EXTRACTED DATA ::
....
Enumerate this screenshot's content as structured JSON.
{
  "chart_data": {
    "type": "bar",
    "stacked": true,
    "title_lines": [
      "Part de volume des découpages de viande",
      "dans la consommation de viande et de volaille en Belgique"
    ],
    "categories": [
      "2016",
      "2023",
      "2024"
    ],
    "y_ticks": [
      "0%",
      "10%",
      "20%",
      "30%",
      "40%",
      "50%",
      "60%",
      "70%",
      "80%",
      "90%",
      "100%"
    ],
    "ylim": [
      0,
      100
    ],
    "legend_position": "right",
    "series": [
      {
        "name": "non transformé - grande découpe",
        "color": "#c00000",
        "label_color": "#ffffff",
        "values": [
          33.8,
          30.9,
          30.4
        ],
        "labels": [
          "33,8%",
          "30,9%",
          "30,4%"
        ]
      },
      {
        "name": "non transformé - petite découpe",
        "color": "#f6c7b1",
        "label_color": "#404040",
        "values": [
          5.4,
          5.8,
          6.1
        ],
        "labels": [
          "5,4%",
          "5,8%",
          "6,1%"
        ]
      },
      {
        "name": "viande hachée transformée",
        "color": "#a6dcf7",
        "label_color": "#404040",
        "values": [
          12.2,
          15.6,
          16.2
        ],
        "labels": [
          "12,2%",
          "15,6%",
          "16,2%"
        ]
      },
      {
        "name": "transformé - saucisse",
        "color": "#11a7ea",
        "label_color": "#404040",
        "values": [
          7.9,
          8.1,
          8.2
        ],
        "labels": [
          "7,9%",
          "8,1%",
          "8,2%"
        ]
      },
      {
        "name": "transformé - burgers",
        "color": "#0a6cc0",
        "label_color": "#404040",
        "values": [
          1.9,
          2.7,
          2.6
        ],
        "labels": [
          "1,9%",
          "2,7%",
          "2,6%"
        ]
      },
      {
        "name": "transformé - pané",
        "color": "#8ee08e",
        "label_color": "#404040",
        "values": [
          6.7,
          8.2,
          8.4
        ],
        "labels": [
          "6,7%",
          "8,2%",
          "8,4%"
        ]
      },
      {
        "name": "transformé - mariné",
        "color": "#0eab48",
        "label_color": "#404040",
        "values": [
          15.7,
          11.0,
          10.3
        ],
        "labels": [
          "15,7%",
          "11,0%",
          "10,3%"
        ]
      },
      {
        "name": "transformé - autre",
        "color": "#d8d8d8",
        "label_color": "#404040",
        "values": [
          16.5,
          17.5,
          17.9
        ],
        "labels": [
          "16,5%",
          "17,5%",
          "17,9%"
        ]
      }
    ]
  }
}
....
THE PROBLEM ::
Select, from the listing, all lines that include the word "viande".

ANSWER FOR THE TASK ::
      "Part de volume des découpages de viande",
      "dans la consommation de viande et de volaille en Belgique"
        "name": "viande hachée transformée",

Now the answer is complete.